DIRECTIVE: The material below should be written out in full and exactly; pictures stay out of the copy.

RECORDS TO USE:
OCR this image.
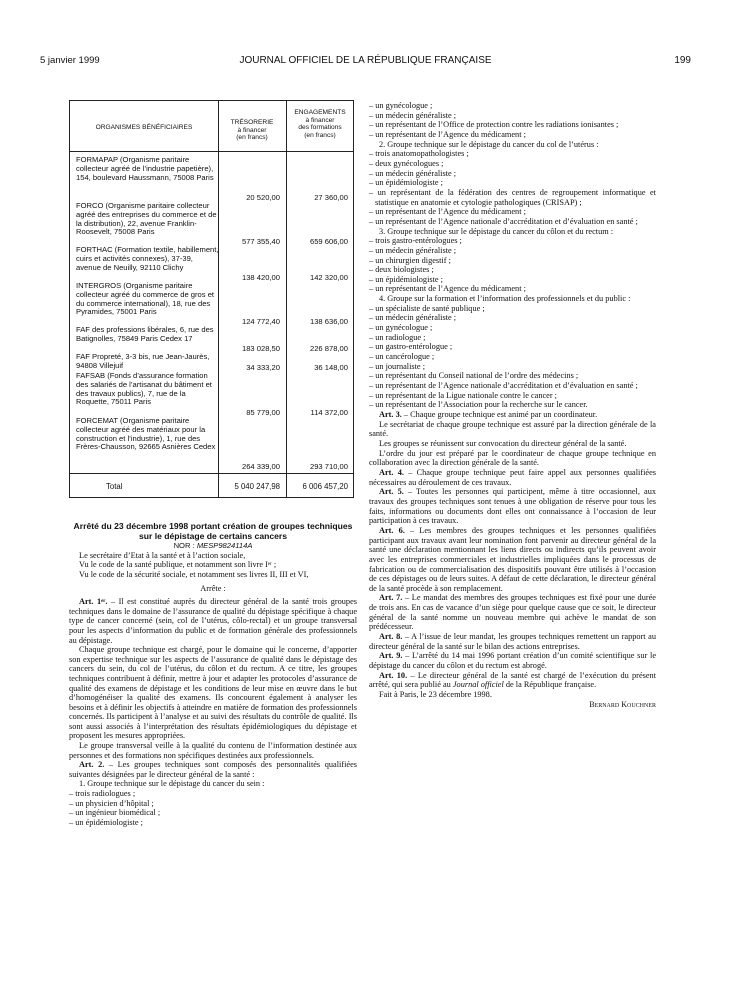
5 janvier 1999	JOURNAL OFFICIEL DE LA RÉPUBLIQUE FRANÇAISE	199
ORGANISMES BÉNÉFICIAIRES
TRÉSORERIE
à financer
(en francs)
ENGAGEMENTS
à financer
des formations
(en francs)
FORMAPAP (Organisme paritaire collecteur agréé de l’industrie papetière), 154, boulevard Haussmann, 75008 Paris
20 520,00	27 360,00
FORCO (Organisme paritaire collecteur agréé des entreprises du commerce et de la distribution), 22, avenue Franklin-Roosevelt, 75008 Paris
577 355,40	659 606,00
FORTHAC (Formation textile, habillement, cuirs et activités connexes), 37-39, avenue de Neuilly, 92110 Clichy
138 420,00	142 320,00
INTERGROS (Organisme paritaire collecteur agréé du commerce de gros et du commerce international), 18, rue des Pyramides, 75001 Paris
124 772,40	138 636,00
FAF des professions libérales, 6, rue des Batignolles, 75849 Paris Cedex 17
183 028,50	226 878,00
FAF Propreté, 3-3 bis, rue Jean-Jaurès, 94808 Villejuif	34 333,20	36 148,00
FAFSAB (Fonds d’assurance formation des salariés de l’artisanat du bâtiment et des travaux publics), 7, rue de la Roquette, 75011 Paris
85 779,00	114 372,00
FORCEMAT (Organisme paritaire collecteur agréé des matériaux pour la construction et l’industrie), 1, rue des Frères-Chausson, 92665 Asnières Cedex
264 339,00	293 710,00
Total	5 040 247,98	6 006 457,20

Arrêté du 23 décembre 1998 portant création de groupes techniques sur le dépistage de certains cancers

NOR : MESP9824114A

Le secrétaire d’Etat à la santé et à l’action sociale,

Vu le code de la santé publique, et notamment son livre Iᵉʳ ;

Vu le code de la sécurité sociale, et notamment ses livres II, III et VI,

Arrête :

Art. 1ᵉʳ. – Il est constitué auprès du directeur général de la santé trois groupes techniques dans le domaine de l’assurance de qualité du dépistage spécifique à chaque type de cancer concerné (sein, col de l’utérus, côlo-rectal) et un groupe transversal pour les aspects d’information du public et de formation générale des professionnels au dépistage.

Chaque groupe technique est chargé, pour le domaine qui le concerne, d’apporter son expertise technique sur les aspects de l’assurance de qualité dans le dépistage des cancers du sein, du col de l’utérus, du côlon et du rectum. A ce titre, les groupes techniques contribuent à définir, mettre à jour et adapter les protocoles d’assurance de qualité des examens de dépistage et les conditions de leur mise en œuvre dans le but d’homogénéiser la qualité des examens. Ils concourent également à analyser les besoins et à définir les objectifs à atteindre en matière de formation des professionnels concernés. Ils participent à l’analyse et au suivi des résultats du contrôle de qualité. Ils sont aussi associés à l’interprétation des résultats épidémiologiques du dépistage et proposent les mesures appropriées.

Le groupe transversal veille à la qualité du contenu de l’information destinée aux personnes et des formations non spécifiques destinées aux professionnels.

Art. 2. – Les groupes techniques sont composés des personnalités qualifiées suivantes désignées par le directeur général de la santé :

1. Groupe technique sur le dépistage du cancer du sein :

– trois radiologues ;

– un physicien d’hôpital ;

– un ingénieur biomédical ;

– un épidémiologiste ;

– un gynécologue ;

– un médecin généraliste ;

– un représentant de l’Office de protection contre les radiations ionisantes ;

– un représentant de l’Agence du médicament ;

2. Groupe technique sur le dépistage du cancer du col de l’utérus :

– trois anatomopathologistes ;

– deux gynécologues ;

– un médecin généraliste ;

– un épidémiologiste ;

– un représentant de la fédération des centres de regroupement informatique et statistique en anatomie et cytologie pathologiques (CRISAP) ;

– un représentant de l’Agence du médicament ;

– un représentant de l’Agence nationale d’accréditation et d’évaluation en santé ;

3. Groupe technique sur le dépistage du cancer du côlon et du rectum :

– trois gastro-entérologues ;

– un médecin généraliste ;

– un chirurgien digestif ;

– deux biologistes ;

– un épidémiologiste ;

– un représentant de l’Agence du médicament ;

4. Groupe sur la formation et l’information des professionnels et du public :

– un spécialiste de santé publique ;

– un médecin généraliste ;

– un gynécologue ;

– un radiologue ;

– un gastro-entérologue ;

– un cancérologue ;

– un journaliste ;

– un représentant du Conseil national de l’ordre des médecins ;

– un représentant de l’Agence nationale d’accréditation et d’évaluation en santé ;

– un représentant de la Ligue nationale contre le cancer ;

– un représentant de l’Association pour la recherche sur le cancer.

Art. 3. – Chaque groupe technique est animé par un coordinateur.

Le secrétariat de chaque groupe technique est assuré par la direction générale de la santé.

Les groupes se réunissent sur convocation du directeur général de la santé.

L’ordre du jour est préparé par le coordinateur de chaque groupe technique en collaboration avec la direction générale de la santé.

Art. 4. – Chaque groupe technique peut faire appel aux personnes qualifiées nécessaires au déroulement de ces travaux.

Art. 5. – Toutes les personnes qui participent, même à titre occasionnel, aux travaux des groupes techniques sont tenues à une obligation de réserve pour tous les faits, informations ou documents dont elles ont connaissance à l’occasion de leur participation à ces travaux.

Art. 6. – Les membres des groupes techniques et les personnes qualifiées participant aux travaux avant leur nomination font parvenir au directeur général de la santé une déclaration mentionnant les liens directs ou indirects qu’ils peuvent avoir avec les entreprises commerciales et industrielles impliquées dans le processus de fabrication ou de commercialisation des dispositifs pouvant être utilisés à l’occasion de ces dépistages ou de leurs suites. A défaut de cette déclaration, le directeur général de la santé procède à son remplacement.

Art. 7. – Le mandat des membres des groupes techniques est fixé pour une durée de trois ans. En cas de vacance d’un siège pour quelque cause que ce soit, le directeur général de la santé nomme un nouveau membre qui achève le mandat de son prédécesseur.

Art. 8. – A l’issue de leur mandat, les groupes techniques remettent un rapport au directeur général de la santé sur le bilan des actions entreprises.

Art. 9. – L’arrêté du 14 mai 1996 portant création d’un comité scientifique sur le dépistage du cancer du côlon et du rectum est abrogé.

Art. 10. – Le directeur général de la santé est chargé de l’exécution du présent arrêté, qui sera publié au Journal officiel de la République française.

Fait à Paris, le 23 décembre 1998.

Bernard Kouchner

EXERCISE SOLUTION:
OCR this image.
5 janvier 1999	JOURNAL OFFICIEL DE LA RÉPUBLIQUE FRANÇAISE	199
ORGANISMES BÉNÉFICIAIRES
TRÉSORERIE
à financer
(en francs)
ENGAGEMENTS
à financer
des formations
(en francs)
FORMAPAP (Organisme paritaire collecteur agréé de l’industrie papetière), 154, boulevard Haussmann, 75008 Paris
20 520,00	27 360,00
FORCO (Organisme paritaire collecteur agréé des entreprises du commerce et de la distribution), 22, avenue Franklin-Roosevelt, 75008 Paris
577 355,40	659 606,00
FORTHAC (Formation textile, habillement, cuirs et activités connexes), 37-39, avenue de Neuilly, 92110 Clichy
138 420,00	142 320,00
INTERGROS (Organisme paritaire collecteur agréé du commerce de gros et du commerce international), 18, rue des Pyramides, 75001 Paris
124 772,40	138 636,00
FAF des professions libérales, 6, rue des Batignolles, 75849 Paris Cedex 17
183 028,50	226 878,00
FAF Propreté, 3-3 bis, rue Jean-Jaurès, 94808 Villejuif	34 333,20	36 148,00
FAFSAB (Fonds d’assurance formation des salariés de l’artisanat du bâtiment et des travaux publics), 7, rue de la Roquette, 75011 Paris
85 779,00	114 372,00
FORCEMAT (Organisme paritaire collecteur agréé des matériaux pour la construction et l’industrie), 1, rue des Frères-Chausson, 92665 Asnières Cedex
264 339,00	293 710,00
Total	5 040 247,98	6 006 457,20

Arrêté du 23 décembre 1998 portant création de groupes techniques sur le dépistage de certains cancers

NOR : MESP9824114A

Le secrétaire d’Etat à la santé et à l’action sociale,

Vu le code de la santé publique, et notamment son livre Iᵉʳ ;

Vu le code de la sécurité sociale, et notamment ses livres II, III et VI,

Arrête :

Art. 1ᵉʳ. – Il est constitué auprès du directeur général de la santé trois groupes techniques dans le domaine de l’assurance de qualité du dépistage spécifique à chaque type de cancer concerné (sein, col de l’utérus, côlo-rectal) et un groupe transversal pour les aspects d’information du public et de formation générale des professionnels au dépistage.

Chaque groupe technique est chargé, pour le domaine qui le concerne, d’apporter son expertise technique sur les aspects de l’assurance de qualité dans le dépistage des cancers du sein, du col de l’utérus, du côlon et du rectum. A ce titre, les groupes techniques contribuent à définir, mettre à jour et adapter les protocoles d’assurance de qualité des examens de dépistage et les conditions de leur mise en œuvre dans le but d’homogénéiser la qualité des examens. Ils concourent également à analyser les besoins et à définir les objectifs à atteindre en matière de formation des professionnels concernés. Ils participent à l’analyse et au suivi des résultats du contrôle de qualité. Ils sont aussi associés à l’interprétation des résultats épidémiologiques du dépistage et proposent les mesures appropriées.

Le groupe transversal veille à la qualité du contenu de l’information destinée aux personnes et des formations non spécifiques destinées aux professionnels.

Art. 2. – Les groupes techniques sont composés des personnalités qualifiées suivantes désignées par le directeur général de la santé :

1. Groupe technique sur le dépistage du cancer du sein :

– trois radiologues ;

– un physicien d’hôpital ;

– un ingénieur biomédical ;

– un épidémiologiste ;

– un gynécologue ;

– un médecin généraliste ;

– un représentant de l’Office de protection contre les radiations ionisantes ;

– un représentant de l’Agence du médicament ;

2. Groupe technique sur le dépistage du cancer du col de l’utérus :

– trois anatomopathologistes ;

– deux gynécologues ;

– un médecin généraliste ;

– un épidémiologiste ;

– un représentant de la fédération des centres de regroupement informatique et statistique en anatomie et cytologie pathologiques (CRISAP) ;

– un représentant de l’Agence du médicament ;

– un représentant de l’Agence nationale d’accréditation et d’évaluation en santé ;

3. Groupe technique sur le dépistage du cancer du côlon et du rectum :

– trois gastro-entérologues ;

– un médecin généraliste ;

– un chirurgien digestif ;

– deux biologistes ;

– un épidémiologiste ;

– un représentant de l’Agence du médicament ;

4. Groupe sur la formation et l’information des professionnels et du public :

– un spécialiste de santé publique ;

– un médecin généraliste ;

– un gynécologue ;

– un radiologue ;

– un gastro-entérologue ;

– un cancérologue ;

– un journaliste ;

– un représentant du Conseil national de l’ordre des médecins ;

– un représentant de l’Agence nationale d’accréditation et d’évaluation en santé ;

– un représentant de la Ligue nationale contre le cancer ;

– un représentant de l’Association pour la recherche sur le cancer.

Art. 3. – Chaque groupe technique est animé par un coordinateur.

Le secrétariat de chaque groupe technique est assuré par la direction générale de la santé.

Les groupes se réunissent sur convocation du directeur général de la santé.

L’ordre du jour est préparé par le coordinateur de chaque groupe technique en collaboration avec la direction générale de la santé.

Art. 4. – Chaque groupe technique peut faire appel aux personnes qualifiées nécessaires au déroulement de ces travaux.

Art. 5. – Toutes les personnes qui participent, même à titre occasionnel, aux travaux des groupes techniques sont tenues à une obligation de réserve pour tous les faits, informations ou documents dont elles ont connaissance à l’occasion de leur participation à ces travaux.

Art. 6. – Les membres des groupes techniques et les personnes qualifiées participant aux travaux avant leur nomination font parvenir au directeur général de la santé une déclaration mentionnant les liens directs ou indirects qu’ils peuvent avoir avec les entreprises commerciales et industrielles impliquées dans le processus de fabrication ou de commercialisation des dispositifs pouvant être utilisés à l’occasion de ces dépistages ou de leurs suites. A défaut de cette déclaration, le directeur général de la santé procède à son remplacement.

Art. 7. – Le mandat des membres des groupes techniques est fixé pour une durée de trois ans. En cas de vacance d’un siège pour quelque cause que ce soit, le directeur général de la santé nomme un nouveau membre qui achève le mandat de son prédécesseur.

Art. 8. – A l’issue de leur mandat, les groupes techniques remettent un rapport au directeur général de la santé sur le bilan des actions entreprises.

Art. 9. – L’arrêté du 14 mai 1996 portant création d’un comité scientifique sur le dépistage du cancer du côlon et du rectum est abrogé.

Art. 10. – Le directeur général de la santé est chargé de l’exécution du présent arrêté, qui sera publié au Journal officiel de la République française.

Fait à Paris, le 23 décembre 1998.

Bernard Kouchner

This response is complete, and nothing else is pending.